Problem:
Repeat every record below exactly as written.

Supplied information:
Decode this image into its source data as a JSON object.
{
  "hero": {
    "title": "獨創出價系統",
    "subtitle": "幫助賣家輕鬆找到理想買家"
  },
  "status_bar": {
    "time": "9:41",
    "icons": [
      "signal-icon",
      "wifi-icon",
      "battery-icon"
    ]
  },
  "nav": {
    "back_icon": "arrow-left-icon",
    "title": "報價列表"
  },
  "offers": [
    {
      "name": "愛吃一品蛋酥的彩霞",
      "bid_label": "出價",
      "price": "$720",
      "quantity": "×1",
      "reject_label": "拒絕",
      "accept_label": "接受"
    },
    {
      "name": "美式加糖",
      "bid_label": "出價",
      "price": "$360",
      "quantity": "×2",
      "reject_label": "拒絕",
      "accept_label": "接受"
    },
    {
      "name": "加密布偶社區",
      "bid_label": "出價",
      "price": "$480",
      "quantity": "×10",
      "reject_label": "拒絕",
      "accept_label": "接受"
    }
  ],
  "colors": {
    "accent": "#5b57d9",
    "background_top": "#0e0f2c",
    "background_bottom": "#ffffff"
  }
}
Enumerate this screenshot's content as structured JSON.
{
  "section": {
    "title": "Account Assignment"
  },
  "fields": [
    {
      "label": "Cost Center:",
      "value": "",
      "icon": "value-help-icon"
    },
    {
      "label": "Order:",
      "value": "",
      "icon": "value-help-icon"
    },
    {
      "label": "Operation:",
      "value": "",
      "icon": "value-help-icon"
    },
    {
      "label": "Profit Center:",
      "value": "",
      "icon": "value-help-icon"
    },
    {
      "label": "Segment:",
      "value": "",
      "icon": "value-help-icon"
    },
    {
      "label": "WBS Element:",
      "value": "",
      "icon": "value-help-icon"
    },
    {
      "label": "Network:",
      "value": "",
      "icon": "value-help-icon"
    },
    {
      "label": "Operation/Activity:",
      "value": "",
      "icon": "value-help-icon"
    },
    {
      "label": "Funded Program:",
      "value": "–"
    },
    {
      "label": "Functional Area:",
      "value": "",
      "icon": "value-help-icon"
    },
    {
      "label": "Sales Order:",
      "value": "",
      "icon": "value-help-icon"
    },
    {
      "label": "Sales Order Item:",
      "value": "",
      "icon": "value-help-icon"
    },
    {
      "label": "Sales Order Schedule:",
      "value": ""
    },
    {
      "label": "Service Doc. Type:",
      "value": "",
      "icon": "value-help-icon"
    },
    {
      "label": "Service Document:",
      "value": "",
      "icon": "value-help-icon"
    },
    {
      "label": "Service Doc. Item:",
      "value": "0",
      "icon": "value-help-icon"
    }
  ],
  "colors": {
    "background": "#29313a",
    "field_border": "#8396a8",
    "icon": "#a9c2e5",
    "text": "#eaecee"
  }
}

Response to the exercise:
Decode this image into its source data as a JSON object.
{
  "hero": {
    "title": "獨創出價系統",
    "subtitle": "幫助賣家輕鬆找到理想買家"
  },
  "status_bar": {
    "time": "9:41",
    "icons": [
      "signal-icon",
      "wifi-icon",
      "battery-icon"
    ]
  },
  "nav": {
    "back_icon": "arrow-left-icon",
    "title": "報價列表"
  },
  "offers": [
    {
      "name": "愛吃一品蛋酥的彩霞",
      "bid_label": "出價",
      "price": "$720",
      "quantity": "×1",
      "reject_label": "拒絕",
      "accept_label": "接受"
    },
    {
      "name": "美式加糖",
      "bid_label": "出價",
      "price": "$360",
      "quantity": "×2",
      "reject_label": "拒絕",
      "accept_label": "接受"
    },
    {
      "name": "加密布偶社區",
      "bid_label": "出價",
      "price": "$480",
      "quantity": "×10",
      "reject_label": "拒絕",
      "accept_label": "接受"
    }
  ],
  "colors": {
    "accent": "#5b57d9",
    "background_top": "#0e0f2c",
    "background_bottom": "#ffffff"
  }
}
Enumerate this screenshot's content as structured JSON.
{
  "section": {
    "title": "Account Assignment"
  },
  "fields": [
    {
      "label": "Cost Center:",
      "value": "",
      "icon": "value-help-icon"
    },
    {
      "label": "Order:",
      "value": "",
      "icon": "value-help-icon"
    },
    {
      "label": "Operation:",
      "value": "",
      "icon": "value-help-icon"
    },
    {
      "label": "Profit Center:",
      "value": "",
      "icon": "value-help-icon"
    },
    {
      "label": "Segment:",
      "value": "",
      "icon": "value-help-icon"
    },
    {
      "label": "WBS Element:",
      "value": "",
      "icon": "value-help-icon"
    },
    {
      "label": "Network:",
      "value": "",
      "icon": "value-help-icon"
    },
    {
      "label": "Operation/Activity:",
      "value": "",
      "icon": "value-help-icon"
    },
    {
      "label": "Funded Program:",
      "value": "–"
    },
    {
      "label": "Functional Area:",
      "value": "",
      "icon": "value-help-icon"
    },
    {
      "label": "Sales Order:",
      "value": "",
      "icon": "value-help-icon"
    },
    {
      "label": "Sales Order Item:",
      "value": "",
      "icon": "value-help-icon"
    },
    {
      "label": "Sales Order Schedule:",
      "value": ""
    },
    {
      "label": "Service Doc. Type:",
      "value": "",
      "icon": "value-help-icon"
    },
    {
      "label": "Service Document:",
      "value": "",
      "icon": "value-help-icon"
    },
    {
      "label": "Service Doc. Item:",
      "value": "0",
      "icon": "value-help-icon"
    }
  ],
  "colors": {
    "background": "#29313a",
    "field_border": "#8396a8",
    "icon": "#a9c2e5",
    "text": "#eaecee"
  }
}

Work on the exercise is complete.